## start

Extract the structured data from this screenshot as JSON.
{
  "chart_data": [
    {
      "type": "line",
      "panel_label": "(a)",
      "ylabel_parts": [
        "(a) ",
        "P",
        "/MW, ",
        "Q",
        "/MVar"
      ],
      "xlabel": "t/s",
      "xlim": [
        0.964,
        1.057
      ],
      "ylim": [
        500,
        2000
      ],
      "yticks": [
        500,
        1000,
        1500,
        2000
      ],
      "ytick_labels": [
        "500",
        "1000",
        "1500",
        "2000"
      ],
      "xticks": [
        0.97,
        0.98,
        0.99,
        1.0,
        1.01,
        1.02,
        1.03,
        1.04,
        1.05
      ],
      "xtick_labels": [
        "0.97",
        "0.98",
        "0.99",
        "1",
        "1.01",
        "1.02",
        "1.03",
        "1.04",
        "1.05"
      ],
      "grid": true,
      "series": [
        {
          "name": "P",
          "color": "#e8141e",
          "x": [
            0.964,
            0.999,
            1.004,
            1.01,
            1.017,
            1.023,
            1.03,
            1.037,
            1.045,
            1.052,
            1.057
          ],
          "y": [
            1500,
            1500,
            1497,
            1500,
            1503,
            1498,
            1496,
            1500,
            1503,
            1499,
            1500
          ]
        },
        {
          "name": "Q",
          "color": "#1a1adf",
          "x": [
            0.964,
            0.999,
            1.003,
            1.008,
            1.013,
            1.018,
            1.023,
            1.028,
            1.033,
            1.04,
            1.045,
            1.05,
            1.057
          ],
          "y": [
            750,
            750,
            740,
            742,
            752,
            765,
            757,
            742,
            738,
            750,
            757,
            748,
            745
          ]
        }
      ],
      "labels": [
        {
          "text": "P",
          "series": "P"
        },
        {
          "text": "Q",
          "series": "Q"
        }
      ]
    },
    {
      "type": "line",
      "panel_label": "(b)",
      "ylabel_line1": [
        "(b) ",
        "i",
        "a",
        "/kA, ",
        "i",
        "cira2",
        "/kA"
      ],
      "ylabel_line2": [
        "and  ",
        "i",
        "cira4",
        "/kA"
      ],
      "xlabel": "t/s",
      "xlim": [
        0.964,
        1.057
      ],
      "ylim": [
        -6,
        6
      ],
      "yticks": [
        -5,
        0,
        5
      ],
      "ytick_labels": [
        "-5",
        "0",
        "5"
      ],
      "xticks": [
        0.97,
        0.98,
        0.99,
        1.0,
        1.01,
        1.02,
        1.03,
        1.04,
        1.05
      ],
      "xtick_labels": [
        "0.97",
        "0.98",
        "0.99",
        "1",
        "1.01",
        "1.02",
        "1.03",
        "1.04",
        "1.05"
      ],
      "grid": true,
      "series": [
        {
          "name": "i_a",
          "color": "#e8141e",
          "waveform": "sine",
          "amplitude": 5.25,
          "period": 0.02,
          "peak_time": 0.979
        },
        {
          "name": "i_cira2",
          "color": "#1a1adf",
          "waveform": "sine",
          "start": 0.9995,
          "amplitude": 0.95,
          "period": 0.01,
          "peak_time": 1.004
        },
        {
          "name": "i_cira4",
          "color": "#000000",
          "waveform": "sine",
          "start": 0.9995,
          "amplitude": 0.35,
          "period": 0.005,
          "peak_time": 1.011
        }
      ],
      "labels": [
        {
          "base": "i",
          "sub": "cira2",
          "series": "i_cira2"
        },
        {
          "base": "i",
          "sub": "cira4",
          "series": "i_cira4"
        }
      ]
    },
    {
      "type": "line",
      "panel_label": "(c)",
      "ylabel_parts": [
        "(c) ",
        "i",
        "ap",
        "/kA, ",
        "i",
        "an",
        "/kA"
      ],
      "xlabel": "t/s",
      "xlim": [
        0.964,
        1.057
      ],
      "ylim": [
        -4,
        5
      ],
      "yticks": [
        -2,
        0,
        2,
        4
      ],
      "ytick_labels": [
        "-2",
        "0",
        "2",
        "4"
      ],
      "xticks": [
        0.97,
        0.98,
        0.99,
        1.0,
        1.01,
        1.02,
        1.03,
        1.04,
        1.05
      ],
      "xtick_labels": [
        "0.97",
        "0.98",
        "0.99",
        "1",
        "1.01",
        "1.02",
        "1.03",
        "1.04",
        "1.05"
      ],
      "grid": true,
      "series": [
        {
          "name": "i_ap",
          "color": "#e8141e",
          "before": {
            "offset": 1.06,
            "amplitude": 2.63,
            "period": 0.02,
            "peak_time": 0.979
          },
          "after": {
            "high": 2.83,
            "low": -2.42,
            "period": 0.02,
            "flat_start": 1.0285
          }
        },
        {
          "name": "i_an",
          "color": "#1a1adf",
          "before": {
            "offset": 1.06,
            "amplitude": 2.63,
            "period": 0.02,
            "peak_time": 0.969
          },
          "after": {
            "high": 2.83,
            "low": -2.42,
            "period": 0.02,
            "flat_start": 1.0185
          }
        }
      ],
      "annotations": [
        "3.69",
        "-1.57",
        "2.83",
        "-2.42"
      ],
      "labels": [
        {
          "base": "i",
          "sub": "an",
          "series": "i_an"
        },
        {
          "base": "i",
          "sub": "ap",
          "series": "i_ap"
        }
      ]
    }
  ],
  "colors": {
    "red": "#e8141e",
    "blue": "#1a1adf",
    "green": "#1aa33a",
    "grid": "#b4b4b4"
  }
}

## end

In the entries above, find each line with the word "name" and show it.

          "name": "P",
          "name": "Q",
          "name": "i_a",
          "name": "i_cira2",
          "name": "i_cira4",
          "name": "i_ap",
          "name": "i_an",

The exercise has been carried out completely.